● DATA EXCERPTS:
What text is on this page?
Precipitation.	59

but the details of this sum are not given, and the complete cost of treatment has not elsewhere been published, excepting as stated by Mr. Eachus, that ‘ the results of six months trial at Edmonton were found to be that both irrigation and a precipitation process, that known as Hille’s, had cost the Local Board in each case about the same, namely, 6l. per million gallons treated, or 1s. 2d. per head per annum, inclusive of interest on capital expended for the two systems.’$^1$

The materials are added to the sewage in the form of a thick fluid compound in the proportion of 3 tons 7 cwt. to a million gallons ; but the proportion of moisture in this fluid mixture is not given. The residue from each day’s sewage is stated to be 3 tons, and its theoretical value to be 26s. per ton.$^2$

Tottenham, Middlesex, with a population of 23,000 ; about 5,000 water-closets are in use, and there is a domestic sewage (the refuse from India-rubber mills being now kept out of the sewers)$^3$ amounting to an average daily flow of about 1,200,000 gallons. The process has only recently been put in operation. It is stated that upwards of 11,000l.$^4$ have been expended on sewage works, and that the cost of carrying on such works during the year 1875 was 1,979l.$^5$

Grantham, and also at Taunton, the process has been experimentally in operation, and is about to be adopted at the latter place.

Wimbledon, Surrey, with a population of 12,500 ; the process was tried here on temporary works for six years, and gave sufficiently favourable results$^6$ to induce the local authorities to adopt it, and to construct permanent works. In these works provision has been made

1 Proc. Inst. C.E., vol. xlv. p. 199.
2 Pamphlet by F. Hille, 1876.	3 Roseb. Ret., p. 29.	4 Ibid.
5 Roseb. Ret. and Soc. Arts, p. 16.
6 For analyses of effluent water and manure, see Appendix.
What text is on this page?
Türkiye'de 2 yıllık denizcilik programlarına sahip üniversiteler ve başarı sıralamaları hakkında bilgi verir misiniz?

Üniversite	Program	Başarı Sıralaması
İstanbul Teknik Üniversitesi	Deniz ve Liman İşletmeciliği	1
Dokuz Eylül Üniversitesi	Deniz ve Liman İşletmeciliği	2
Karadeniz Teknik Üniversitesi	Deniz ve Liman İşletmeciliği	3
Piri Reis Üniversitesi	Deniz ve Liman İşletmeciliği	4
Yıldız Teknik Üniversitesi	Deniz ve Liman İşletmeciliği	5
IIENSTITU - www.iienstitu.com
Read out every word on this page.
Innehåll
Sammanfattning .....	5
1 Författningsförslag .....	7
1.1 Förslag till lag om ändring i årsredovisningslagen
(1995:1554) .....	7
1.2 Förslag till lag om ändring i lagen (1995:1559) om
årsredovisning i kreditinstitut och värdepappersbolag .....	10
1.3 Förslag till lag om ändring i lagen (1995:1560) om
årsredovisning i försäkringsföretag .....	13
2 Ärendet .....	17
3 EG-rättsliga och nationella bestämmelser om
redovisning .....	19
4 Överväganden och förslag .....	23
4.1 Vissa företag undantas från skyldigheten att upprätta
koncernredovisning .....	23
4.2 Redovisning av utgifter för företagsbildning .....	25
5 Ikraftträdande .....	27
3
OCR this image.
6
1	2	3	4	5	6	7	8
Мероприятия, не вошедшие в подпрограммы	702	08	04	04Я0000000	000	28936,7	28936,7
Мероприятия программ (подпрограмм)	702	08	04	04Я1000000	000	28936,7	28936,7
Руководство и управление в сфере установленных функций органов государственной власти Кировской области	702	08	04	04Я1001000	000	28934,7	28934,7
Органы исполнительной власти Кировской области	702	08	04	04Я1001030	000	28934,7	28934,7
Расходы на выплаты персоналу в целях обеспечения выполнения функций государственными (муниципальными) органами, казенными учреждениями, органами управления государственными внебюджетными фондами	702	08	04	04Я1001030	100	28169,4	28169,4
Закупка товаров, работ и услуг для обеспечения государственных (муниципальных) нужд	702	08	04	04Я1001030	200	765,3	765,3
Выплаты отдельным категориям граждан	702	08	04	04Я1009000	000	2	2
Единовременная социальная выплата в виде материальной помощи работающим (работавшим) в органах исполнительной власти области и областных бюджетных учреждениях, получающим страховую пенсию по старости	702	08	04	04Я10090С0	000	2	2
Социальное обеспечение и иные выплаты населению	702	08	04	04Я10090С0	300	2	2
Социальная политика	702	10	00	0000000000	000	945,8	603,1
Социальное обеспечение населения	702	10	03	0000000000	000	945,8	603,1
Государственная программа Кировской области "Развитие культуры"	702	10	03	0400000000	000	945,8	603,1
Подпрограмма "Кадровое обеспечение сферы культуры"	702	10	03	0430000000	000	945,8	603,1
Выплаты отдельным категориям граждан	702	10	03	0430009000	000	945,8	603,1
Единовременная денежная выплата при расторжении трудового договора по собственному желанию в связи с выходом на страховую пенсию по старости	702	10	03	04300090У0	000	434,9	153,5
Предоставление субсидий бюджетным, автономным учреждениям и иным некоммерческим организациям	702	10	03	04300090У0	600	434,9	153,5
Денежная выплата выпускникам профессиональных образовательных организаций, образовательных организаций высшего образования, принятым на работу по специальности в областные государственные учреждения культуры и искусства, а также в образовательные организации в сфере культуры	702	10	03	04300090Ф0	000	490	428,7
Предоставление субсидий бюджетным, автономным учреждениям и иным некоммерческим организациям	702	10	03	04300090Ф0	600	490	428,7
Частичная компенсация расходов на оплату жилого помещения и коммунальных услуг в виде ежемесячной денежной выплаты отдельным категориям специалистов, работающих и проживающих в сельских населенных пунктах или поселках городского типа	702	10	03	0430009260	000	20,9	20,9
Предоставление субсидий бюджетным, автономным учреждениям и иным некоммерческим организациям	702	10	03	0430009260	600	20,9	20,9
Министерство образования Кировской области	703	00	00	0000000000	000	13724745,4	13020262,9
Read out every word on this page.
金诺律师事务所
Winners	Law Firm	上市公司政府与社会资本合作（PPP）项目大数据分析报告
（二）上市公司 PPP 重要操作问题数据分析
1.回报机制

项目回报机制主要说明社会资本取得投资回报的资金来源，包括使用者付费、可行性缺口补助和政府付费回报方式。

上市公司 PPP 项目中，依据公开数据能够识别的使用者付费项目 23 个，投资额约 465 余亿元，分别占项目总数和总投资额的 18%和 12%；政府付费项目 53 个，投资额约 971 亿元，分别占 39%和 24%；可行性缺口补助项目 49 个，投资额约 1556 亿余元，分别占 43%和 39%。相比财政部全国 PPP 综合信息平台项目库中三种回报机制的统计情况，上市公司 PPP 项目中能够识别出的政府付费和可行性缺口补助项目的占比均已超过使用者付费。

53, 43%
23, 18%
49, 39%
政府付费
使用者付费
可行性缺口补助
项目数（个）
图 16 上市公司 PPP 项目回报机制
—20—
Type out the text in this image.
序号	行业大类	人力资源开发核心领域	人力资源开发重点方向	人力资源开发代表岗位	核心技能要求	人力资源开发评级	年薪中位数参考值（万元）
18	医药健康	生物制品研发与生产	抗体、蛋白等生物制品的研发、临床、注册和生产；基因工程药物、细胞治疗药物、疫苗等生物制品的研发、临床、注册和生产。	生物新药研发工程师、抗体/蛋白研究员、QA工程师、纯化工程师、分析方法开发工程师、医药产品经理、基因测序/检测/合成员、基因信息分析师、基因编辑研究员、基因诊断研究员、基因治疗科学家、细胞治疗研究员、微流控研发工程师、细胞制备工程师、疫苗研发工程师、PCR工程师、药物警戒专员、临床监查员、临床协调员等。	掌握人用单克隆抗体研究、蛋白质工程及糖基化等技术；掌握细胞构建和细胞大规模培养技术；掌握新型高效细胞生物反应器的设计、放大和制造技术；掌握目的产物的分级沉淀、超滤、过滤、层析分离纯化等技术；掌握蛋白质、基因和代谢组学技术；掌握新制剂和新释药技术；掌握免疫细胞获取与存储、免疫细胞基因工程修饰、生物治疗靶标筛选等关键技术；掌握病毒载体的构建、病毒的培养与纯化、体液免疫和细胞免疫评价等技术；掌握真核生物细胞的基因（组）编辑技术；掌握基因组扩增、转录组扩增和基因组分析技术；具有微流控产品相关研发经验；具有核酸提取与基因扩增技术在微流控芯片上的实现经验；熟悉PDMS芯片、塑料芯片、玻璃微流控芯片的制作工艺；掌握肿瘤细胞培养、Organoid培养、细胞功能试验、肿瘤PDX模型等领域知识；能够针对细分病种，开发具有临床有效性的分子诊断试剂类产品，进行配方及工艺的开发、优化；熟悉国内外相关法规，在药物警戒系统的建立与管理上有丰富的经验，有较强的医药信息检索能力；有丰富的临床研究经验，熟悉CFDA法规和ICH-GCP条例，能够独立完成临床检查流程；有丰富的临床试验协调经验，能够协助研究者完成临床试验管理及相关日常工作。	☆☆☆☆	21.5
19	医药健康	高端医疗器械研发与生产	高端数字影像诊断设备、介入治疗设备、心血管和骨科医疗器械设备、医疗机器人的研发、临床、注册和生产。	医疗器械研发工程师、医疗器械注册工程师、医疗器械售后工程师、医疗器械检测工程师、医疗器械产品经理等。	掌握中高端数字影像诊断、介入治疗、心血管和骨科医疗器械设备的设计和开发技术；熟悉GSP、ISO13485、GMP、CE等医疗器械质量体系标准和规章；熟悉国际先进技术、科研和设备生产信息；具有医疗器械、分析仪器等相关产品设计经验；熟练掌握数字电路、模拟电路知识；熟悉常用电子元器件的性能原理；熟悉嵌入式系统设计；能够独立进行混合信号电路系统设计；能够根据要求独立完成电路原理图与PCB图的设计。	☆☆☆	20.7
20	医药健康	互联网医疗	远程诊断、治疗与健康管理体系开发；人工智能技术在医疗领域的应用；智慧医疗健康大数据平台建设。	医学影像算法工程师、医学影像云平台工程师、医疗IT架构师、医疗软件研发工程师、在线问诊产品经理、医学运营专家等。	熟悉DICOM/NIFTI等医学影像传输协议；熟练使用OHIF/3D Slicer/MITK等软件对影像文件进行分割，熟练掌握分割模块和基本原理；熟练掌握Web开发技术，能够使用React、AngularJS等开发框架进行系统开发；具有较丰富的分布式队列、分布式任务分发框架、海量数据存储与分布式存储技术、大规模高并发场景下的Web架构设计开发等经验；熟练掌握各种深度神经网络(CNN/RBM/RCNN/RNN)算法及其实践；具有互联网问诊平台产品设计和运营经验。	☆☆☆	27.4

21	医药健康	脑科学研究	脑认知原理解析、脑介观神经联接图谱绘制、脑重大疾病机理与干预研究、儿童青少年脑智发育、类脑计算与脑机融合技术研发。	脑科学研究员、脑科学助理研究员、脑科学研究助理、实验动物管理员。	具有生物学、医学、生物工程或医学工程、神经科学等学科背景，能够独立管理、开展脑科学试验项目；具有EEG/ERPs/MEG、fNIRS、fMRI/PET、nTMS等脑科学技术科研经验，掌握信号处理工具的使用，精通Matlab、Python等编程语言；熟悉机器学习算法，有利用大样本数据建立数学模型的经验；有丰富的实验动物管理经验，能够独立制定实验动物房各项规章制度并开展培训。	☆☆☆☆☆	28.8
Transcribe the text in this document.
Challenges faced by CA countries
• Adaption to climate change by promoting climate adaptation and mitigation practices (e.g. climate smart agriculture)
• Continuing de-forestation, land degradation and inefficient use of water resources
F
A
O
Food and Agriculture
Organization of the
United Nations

● YOUR GOAL: Pick out, from the lines above, every one that contains the string "Hille".

● WORKED SOLUTION:
but the details of this sum are not given, and the complete cost of treatment has not elsewhere been published, excepting as stated by Mr. Eachus, that ‘ the results of six months trial at Edmonton were found to be that both irrigation and a precipitation process, that known as Hille’s, had cost the Local Board in each case about the same, namely, 6l. per million gallons treated, or 1s. 2d. per head per annum, inclusive of interest on capital expended for the two systems.’$^1$
2 Pamphlet by F. Hille, 1876.	3 Roseb. Ret., p. 29.	4 Ibid.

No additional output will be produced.